— START GIVEN RECORDS —

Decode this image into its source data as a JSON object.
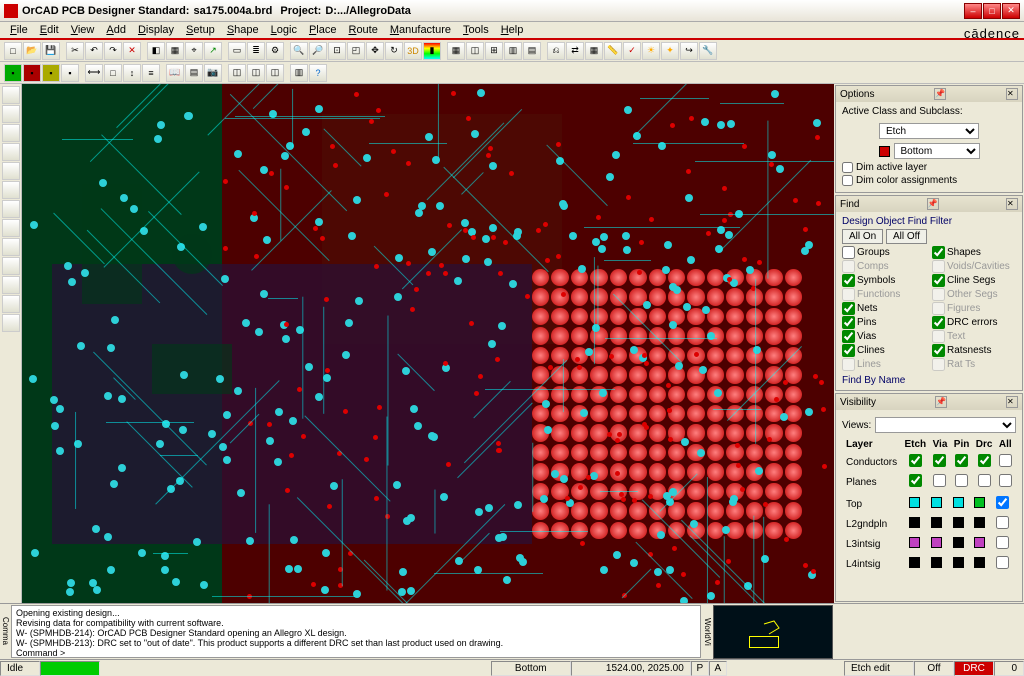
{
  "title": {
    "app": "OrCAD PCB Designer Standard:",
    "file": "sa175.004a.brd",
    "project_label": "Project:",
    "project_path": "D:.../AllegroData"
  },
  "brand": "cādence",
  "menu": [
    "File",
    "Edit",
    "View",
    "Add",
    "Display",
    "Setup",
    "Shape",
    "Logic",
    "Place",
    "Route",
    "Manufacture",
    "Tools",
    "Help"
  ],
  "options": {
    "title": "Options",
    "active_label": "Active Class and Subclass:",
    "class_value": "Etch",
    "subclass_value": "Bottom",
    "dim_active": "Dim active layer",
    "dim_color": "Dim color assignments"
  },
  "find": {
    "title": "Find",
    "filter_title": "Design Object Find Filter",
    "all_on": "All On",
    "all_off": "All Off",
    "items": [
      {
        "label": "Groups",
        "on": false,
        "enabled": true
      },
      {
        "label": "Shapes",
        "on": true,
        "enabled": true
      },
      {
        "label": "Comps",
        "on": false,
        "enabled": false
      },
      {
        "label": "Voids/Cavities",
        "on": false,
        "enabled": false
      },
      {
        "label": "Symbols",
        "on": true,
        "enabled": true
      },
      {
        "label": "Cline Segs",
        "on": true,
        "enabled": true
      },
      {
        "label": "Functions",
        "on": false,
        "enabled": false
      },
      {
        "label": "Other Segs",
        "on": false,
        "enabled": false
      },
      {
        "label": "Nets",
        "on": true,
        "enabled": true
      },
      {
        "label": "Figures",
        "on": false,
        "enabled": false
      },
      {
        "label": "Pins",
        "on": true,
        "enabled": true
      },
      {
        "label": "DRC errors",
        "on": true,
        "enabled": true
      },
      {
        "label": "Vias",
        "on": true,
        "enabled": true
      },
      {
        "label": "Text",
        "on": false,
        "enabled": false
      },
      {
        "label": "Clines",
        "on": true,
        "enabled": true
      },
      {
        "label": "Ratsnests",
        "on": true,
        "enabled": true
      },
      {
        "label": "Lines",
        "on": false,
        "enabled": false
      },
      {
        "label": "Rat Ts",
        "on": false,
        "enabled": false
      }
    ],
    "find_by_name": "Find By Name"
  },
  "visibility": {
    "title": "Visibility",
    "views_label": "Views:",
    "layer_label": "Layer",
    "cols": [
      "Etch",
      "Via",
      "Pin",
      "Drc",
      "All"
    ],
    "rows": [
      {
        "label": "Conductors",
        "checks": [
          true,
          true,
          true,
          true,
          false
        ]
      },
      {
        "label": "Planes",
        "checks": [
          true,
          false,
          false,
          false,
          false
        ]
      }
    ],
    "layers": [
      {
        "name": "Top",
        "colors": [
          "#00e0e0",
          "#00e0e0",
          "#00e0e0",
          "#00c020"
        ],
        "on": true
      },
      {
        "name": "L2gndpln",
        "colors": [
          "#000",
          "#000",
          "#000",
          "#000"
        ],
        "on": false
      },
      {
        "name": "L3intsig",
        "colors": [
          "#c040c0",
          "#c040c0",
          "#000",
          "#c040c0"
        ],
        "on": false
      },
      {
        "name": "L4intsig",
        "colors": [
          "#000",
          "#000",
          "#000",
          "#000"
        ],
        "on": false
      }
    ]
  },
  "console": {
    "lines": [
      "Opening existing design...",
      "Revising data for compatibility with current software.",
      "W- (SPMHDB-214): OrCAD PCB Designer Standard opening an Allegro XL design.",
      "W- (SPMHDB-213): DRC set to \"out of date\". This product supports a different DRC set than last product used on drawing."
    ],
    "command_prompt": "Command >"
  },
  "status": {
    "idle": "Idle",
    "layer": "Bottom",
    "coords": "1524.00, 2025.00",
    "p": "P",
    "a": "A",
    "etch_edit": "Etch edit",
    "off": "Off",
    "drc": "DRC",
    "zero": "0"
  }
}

— END GIVEN RECORDS —

> WRITTEN EXERCISE
Return each full line of the entries that contains the word "Designer".

> TASK OUTPUT
    "app": "OrCAD PCB Designer Standard:",
      "W- (SPMHDB-214): OrCAD PCB Designer Standard opening an Allegro XL design.",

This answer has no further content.